#### Set problem
Review the material line by line. Identify and copy every line that contains the string "What".
+-------+
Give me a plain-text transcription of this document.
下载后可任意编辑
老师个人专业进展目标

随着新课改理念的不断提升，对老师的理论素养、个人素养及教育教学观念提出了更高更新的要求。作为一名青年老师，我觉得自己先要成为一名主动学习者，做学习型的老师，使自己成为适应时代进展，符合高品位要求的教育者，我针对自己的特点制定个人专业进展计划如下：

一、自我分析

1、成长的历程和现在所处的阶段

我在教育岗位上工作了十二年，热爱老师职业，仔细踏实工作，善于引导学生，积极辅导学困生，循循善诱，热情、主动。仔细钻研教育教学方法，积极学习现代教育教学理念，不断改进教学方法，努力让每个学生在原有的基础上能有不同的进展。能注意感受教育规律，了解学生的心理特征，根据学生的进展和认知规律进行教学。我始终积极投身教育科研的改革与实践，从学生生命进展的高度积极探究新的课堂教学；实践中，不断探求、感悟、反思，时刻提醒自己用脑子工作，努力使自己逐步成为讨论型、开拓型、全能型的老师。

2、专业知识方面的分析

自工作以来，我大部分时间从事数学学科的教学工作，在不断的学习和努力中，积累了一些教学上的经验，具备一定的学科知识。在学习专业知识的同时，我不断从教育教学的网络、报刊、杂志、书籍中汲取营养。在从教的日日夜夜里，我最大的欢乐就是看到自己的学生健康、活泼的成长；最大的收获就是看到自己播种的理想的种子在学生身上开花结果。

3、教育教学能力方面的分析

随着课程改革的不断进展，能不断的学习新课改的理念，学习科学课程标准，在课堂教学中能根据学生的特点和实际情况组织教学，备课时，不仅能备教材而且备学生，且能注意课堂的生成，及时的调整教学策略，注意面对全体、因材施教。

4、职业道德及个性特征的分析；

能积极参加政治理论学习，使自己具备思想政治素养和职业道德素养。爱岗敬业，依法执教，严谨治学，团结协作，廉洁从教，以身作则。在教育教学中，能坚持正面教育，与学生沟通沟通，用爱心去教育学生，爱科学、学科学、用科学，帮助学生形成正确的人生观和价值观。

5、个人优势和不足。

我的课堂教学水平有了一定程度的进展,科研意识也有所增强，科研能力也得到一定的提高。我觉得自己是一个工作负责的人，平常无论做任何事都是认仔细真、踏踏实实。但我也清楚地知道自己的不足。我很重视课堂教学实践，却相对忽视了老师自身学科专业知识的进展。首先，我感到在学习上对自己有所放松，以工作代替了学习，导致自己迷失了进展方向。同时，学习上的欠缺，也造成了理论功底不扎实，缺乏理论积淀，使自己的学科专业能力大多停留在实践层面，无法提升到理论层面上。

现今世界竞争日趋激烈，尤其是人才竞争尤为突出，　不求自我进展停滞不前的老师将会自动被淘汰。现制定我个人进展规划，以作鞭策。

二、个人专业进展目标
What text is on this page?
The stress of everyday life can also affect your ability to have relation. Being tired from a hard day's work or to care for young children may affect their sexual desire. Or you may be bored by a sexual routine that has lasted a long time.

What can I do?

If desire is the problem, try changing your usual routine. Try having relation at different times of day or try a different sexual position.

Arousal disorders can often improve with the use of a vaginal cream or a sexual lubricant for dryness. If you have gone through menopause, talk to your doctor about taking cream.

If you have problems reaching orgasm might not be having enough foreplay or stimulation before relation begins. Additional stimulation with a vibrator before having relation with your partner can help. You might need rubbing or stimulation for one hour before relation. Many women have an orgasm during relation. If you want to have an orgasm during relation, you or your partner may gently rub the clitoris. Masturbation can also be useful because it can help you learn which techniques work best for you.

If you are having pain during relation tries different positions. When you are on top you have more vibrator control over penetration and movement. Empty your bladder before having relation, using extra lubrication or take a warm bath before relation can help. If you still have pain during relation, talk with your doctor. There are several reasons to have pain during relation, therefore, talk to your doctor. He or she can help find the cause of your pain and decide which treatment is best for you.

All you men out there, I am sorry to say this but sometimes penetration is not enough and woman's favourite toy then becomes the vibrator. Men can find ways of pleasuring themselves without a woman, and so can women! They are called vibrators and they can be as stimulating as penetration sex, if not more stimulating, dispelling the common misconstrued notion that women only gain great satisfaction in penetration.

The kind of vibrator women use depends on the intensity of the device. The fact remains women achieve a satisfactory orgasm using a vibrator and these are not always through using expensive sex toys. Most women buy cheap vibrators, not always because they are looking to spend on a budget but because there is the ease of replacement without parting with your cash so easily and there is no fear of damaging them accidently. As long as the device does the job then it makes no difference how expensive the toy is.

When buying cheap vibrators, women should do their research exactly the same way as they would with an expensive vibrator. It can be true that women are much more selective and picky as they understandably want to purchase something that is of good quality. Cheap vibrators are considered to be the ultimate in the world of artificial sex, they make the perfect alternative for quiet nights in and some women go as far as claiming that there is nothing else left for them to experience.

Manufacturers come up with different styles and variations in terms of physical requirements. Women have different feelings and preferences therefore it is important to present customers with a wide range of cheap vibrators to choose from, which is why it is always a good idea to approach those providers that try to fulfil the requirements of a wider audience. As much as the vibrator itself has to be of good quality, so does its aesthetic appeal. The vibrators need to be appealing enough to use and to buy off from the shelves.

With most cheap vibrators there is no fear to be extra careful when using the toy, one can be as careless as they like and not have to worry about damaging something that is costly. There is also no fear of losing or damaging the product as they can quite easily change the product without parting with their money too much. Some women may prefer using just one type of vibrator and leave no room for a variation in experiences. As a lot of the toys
+-------+
#### Task response
What text is on this page?
What can I do?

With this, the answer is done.